- Input:
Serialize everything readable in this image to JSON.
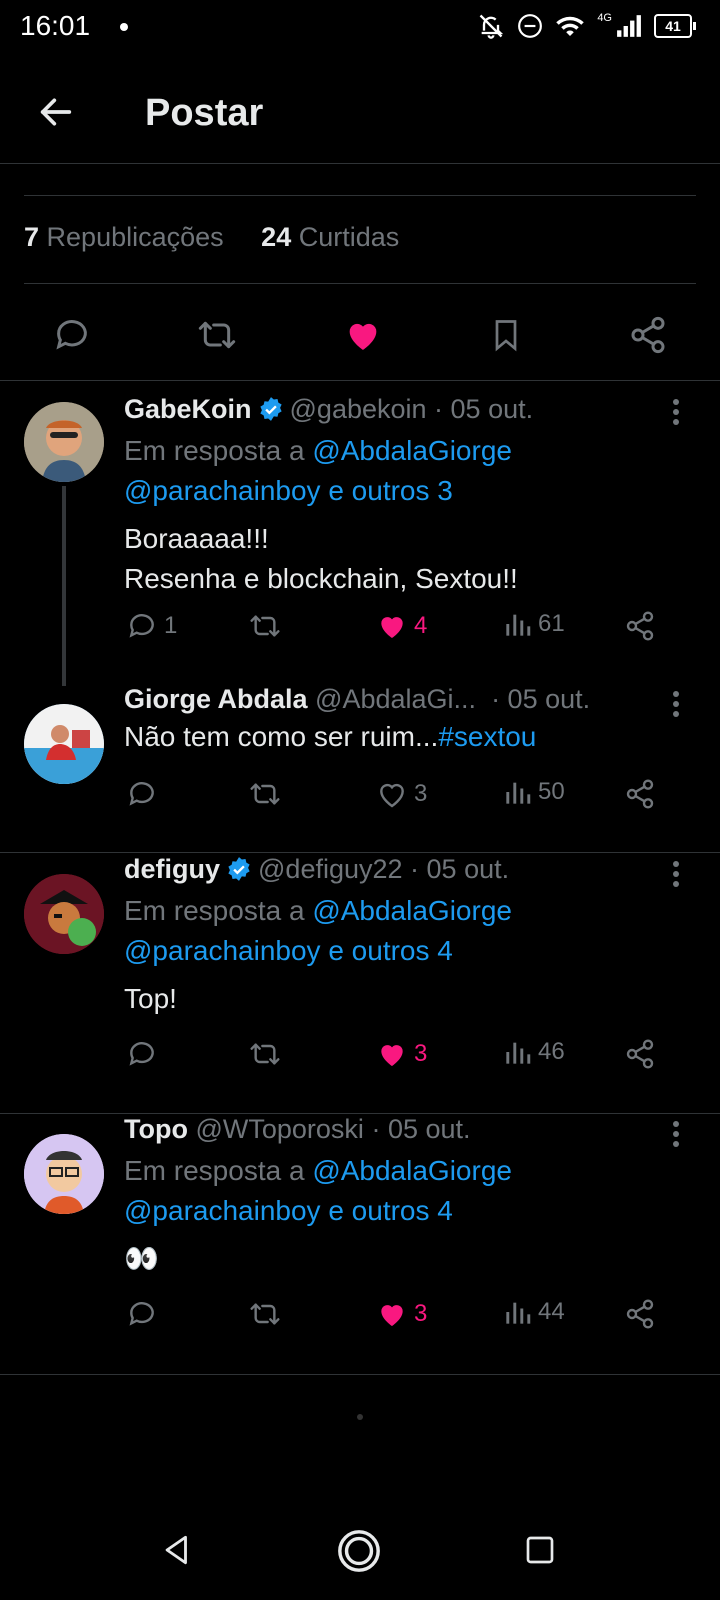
{
  "status": {
    "time": "16:01",
    "network": "4G",
    "battery": "41"
  },
  "header": {
    "title": "Postar"
  },
  "stats": {
    "reposts_count": "7",
    "reposts_label": "Republicações",
    "likes_count": "24",
    "likes_label": "Curtidas"
  },
  "colors": {
    "accent": "#1d9bf0",
    "like": "#f91880",
    "bg": "#000000"
  },
  "replies": [
    {
      "name": "GabeKoin",
      "handle": "@gabekoin",
      "date": "· 05 out.",
      "reply_prefix": "Em resposta a",
      "reply_mention": "@AbdalaGiorge",
      "reply_rest": "@parachainboy e outros 3",
      "body_line1": "Boraaaaa!!!",
      "body_line2": "Resenha e blockchain, Sextou!!",
      "replies": "1",
      "likes": "4",
      "views": "61"
    },
    {
      "name": "Giorge Abdala",
      "handle": "@AbdalaGi...",
      "date": "· 05 out.",
      "body_text": "Não tem como ser ruim...",
      "body_hashtag": "#sextou",
      "likes": "3",
      "views": "50"
    },
    {
      "name": "defiguy",
      "handle": "@defiguy22",
      "date": "· 05 out.",
      "reply_prefix": "Em resposta a",
      "reply_mention": "@AbdalaGiorge",
      "reply_rest": "@parachainboy e outros 4",
      "body_line1": "Top!",
      "likes": "3",
      "views": "46"
    },
    {
      "name": "Topo",
      "handle": "@WToporoski",
      "date": "· 05 out.",
      "reply_prefix": "Em resposta a",
      "reply_mention": "@AbdalaGiorge",
      "reply_rest": "@parachainboy e outros 4",
      "body_line1": "👀",
      "likes": "3",
      "views": "44"
    }
  ]
}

- Task objective:
Report the number of lines above that contain the word "handle", and only that number.

- Result for this task:
4